"""
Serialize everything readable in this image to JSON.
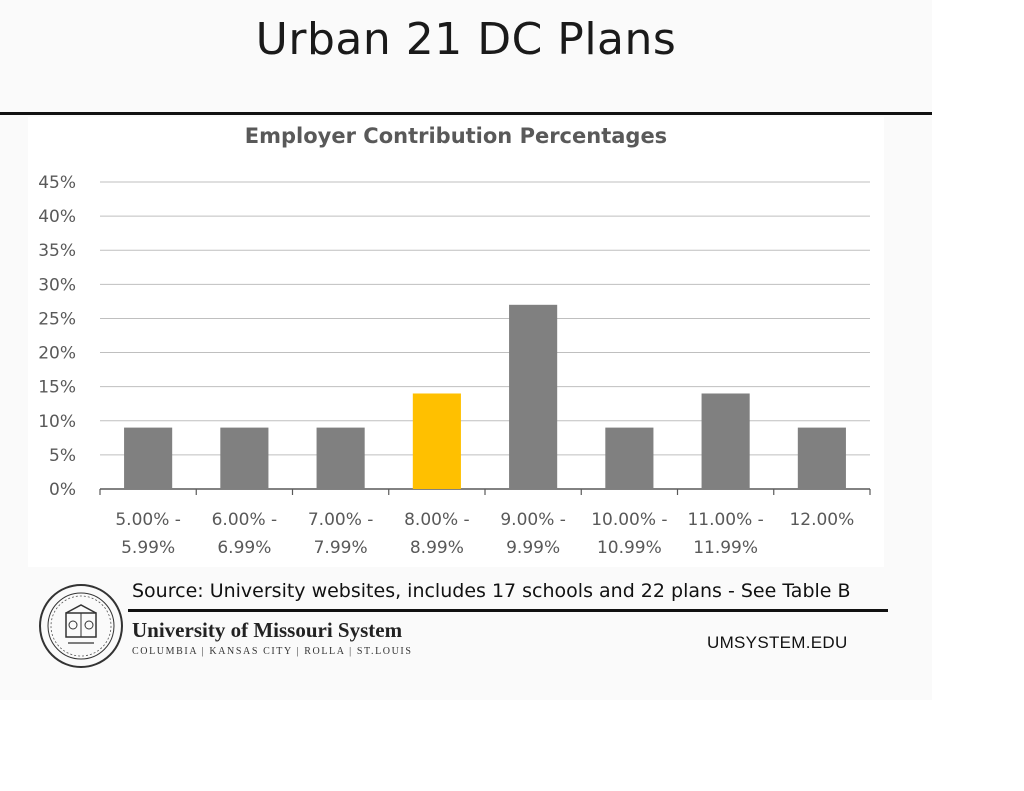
{
  "slide": {
    "title": "Urban 21 DC Plans",
    "source": "Source: University websites, includes 17 schools and 22 plans - See Table B",
    "footer": {
      "org_name": "University of Missouri System",
      "campuses": "COLUMBIA | KANSAS CITY | ROLLA | ST.LOUIS",
      "url": "UMSYSTEM.EDU"
    }
  },
  "chart_data": {
    "type": "bar",
    "title": "Employer Contribution Percentages",
    "xlabel": "",
    "ylabel": "",
    "categories": [
      [
        "5.00% -",
        "5.99%"
      ],
      [
        "6.00% -",
        "6.99%"
      ],
      [
        "7.00% -",
        "7.99%"
      ],
      [
        "8.00% -",
        "8.99%"
      ],
      [
        "9.00% -",
        "9.99%"
      ],
      [
        "10.00% -",
        "10.99%"
      ],
      [
        "11.00% -",
        "11.99%"
      ],
      [
        "12.00%"
      ]
    ],
    "values": [
      9,
      9,
      9,
      14,
      27,
      9,
      14,
      9
    ],
    "highlight_index": 3,
    "ylim": [
      0,
      45
    ],
    "yticks": [
      "0%",
      "5%",
      "10%",
      "15%",
      "20%",
      "25%",
      "30%",
      "35%",
      "40%",
      "45%"
    ],
    "grid": true,
    "legend": "none",
    "colors": {
      "bar": "#808080",
      "highlight": "#ffc000",
      "grid": "#bfbfbf",
      "axis": "#595959"
    }
  }
}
"""
* _Stated exercise_: Look through the listing and extract every line with "title" in it.

* _Output for this task_:
    "title": "Urban 21 DC Plans",
    "title": "Employer Contribution Percentages",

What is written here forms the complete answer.